■ EXERCISE DATA ■
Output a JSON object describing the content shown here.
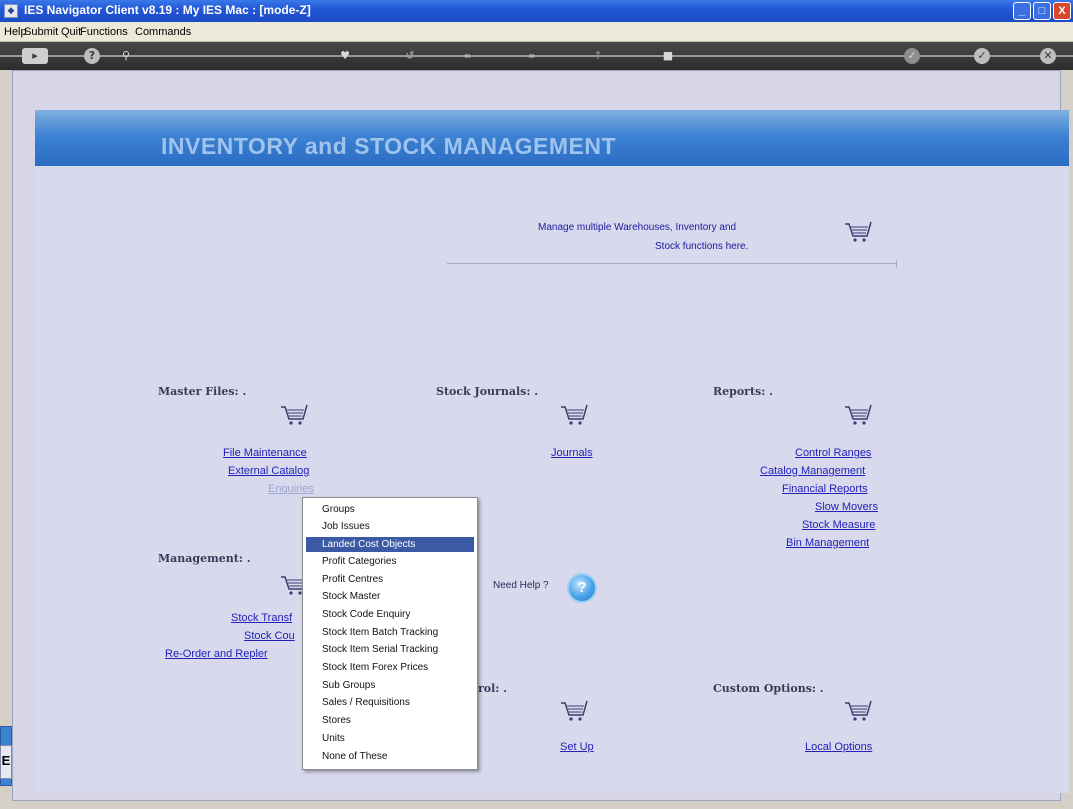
{
  "window": {
    "title": "IES Navigator Client v8.19 : My IES  Mac :      [mode-Z]",
    "minimize": "_",
    "maximize": "□",
    "close": "X"
  },
  "menu": {
    "items": [
      "Help",
      "Submit",
      "Quit",
      "Functions",
      "Commands"
    ]
  },
  "toolbar": {
    "icons": [
      "home-icon",
      "help-icon",
      "search-icon",
      "favourites-icon",
      "refresh-icon",
      "back-icon",
      "forward-icon",
      "bookmark-icon",
      "stop-icon",
      "apply-icon",
      "ok-icon",
      "close-icon"
    ],
    "glyphs": [
      "?",
      "⚲",
      "♥",
      "↺",
      "«",
      "»",
      "↑",
      "■",
      "✓",
      "✓",
      "✕"
    ]
  },
  "banner": {
    "title": "INVENTORY and STOCK MANAGEMENT"
  },
  "info": {
    "line1": "Manage multiple Warehouses, Inventory and",
    "line2": "Stock functions here."
  },
  "sections": {
    "master_files": {
      "heading": "Master Files: .",
      "links": [
        "File Maintenance",
        "External Catalog",
        "Enquiries"
      ]
    },
    "stock_journals": {
      "heading": "Stock Journals: .",
      "links": [
        "Journals"
      ]
    },
    "reports": {
      "heading": "Reports: .",
      "links": [
        "Control Ranges",
        "Catalog Management",
        "Financial Reports",
        "Slow Movers",
        "Stock Measure",
        "Bin Management"
      ]
    },
    "management": {
      "heading": "Management: .",
      "links": [
        "Stock Transf",
        "Stock Cou",
        "Re-Order and Repler"
      ]
    },
    "control": {
      "heading": "rol: .",
      "links": [
        "Set Up"
      ]
    },
    "custom_options": {
      "heading": "Custom Options: .",
      "links": [
        "Local Options"
      ]
    }
  },
  "help": {
    "label": "Need Help ?",
    "glyph": "?"
  },
  "side_stub": {
    "label": "E"
  },
  "dropdown": {
    "selected_index": 2,
    "items": [
      "Groups",
      "Job Issues",
      "Landed Cost Objects",
      "Profit Categories",
      "Profit Centres",
      "Stock Master",
      "Stock Code Enquiry",
      "Stock Item Batch Tracking",
      "Stock Item Serial Tracking",
      "Stock Item Forex Prices",
      "Sub Groups",
      "Sales / Requisitions",
      "Stores",
      "Units",
      "None of These"
    ]
  },
  "colors": {
    "banner": "#2a6cc3",
    "panel": "#d8d9ed",
    "link": "#2222b8",
    "selected_item": "#3b5aa6"
  }
}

■ EXERCISE DETAILS ■
Leave out the pictures and transcribe the entries above exactly.

■ FINISHED ANSWER ■
Output a JSON object describing the content shown here.
{
  "window": {
    "title": "IES Navigator Client v8.19 : My IES  Mac :      [mode-Z]",
    "minimize": "_",
    "maximize": "□",
    "close": "X"
  },
  "menu": {
    "items": [
      "Help",
      "Submit",
      "Quit",
      "Functions",
      "Commands"
    ]
  },
  "toolbar": {
    "icons": [
      "home-icon",
      "help-icon",
      "search-icon",
      "favourites-icon",
      "refresh-icon",
      "back-icon",
      "forward-icon",
      "bookmark-icon",
      "stop-icon",
      "apply-icon",
      "ok-icon",
      "close-icon"
    ],
    "glyphs": [
      "?",
      "⚲",
      "♥",
      "↺",
      "«",
      "»",
      "↑",
      "■",
      "✓",
      "✓",
      "✕"
    ]
  },
  "banner": {
    "title": "INVENTORY and STOCK MANAGEMENT"
  },
  "info": {
    "line1": "Manage multiple Warehouses, Inventory and",
    "line2": "Stock functions here."
  },
  "sections": {
    "master_files": {
      "heading": "Master Files: .",
      "links": [
        "File Maintenance",
        "External Catalog",
        "Enquiries"
      ]
    },
    "stock_journals": {
      "heading": "Stock Journals: .",
      "links": [
        "Journals"
      ]
    },
    "reports": {
      "heading": "Reports: .",
      "links": [
        "Control Ranges",
        "Catalog Management",
        "Financial Reports",
        "Slow Movers",
        "Stock Measure",
        "Bin Management"
      ]
    },
    "management": {
      "heading": "Management: .",
      "links": [
        "Stock Transf",
        "Stock Cou",
        "Re-Order and Repler"
      ]
    },
    "control": {
      "heading": "rol: .",
      "links": [
        "Set Up"
      ]
    },
    "custom_options": {
      "heading": "Custom Options: .",
      "links": [
        "Local Options"
      ]
    }
  },
  "help": {
    "label": "Need Help ?",
    "glyph": "?"
  },
  "side_stub": {
    "label": "E"
  },
  "dropdown": {
    "selected_index": 2,
    "items": [
      "Groups",
      "Job Issues",
      "Landed Cost Objects",
      "Profit Categories",
      "Profit Centres",
      "Stock Master",
      "Stock Code Enquiry",
      "Stock Item Batch Tracking",
      "Stock Item Serial Tracking",
      "Stock Item Forex Prices",
      "Sub Groups",
      "Sales / Requisitions",
      "Stores",
      "Units",
      "None of These"
    ]
  },
  "colors": {
    "banner": "#2a6cc3",
    "panel": "#d8d9ed",
    "link": "#2222b8",
    "selected_item": "#3b5aa6"
  }
}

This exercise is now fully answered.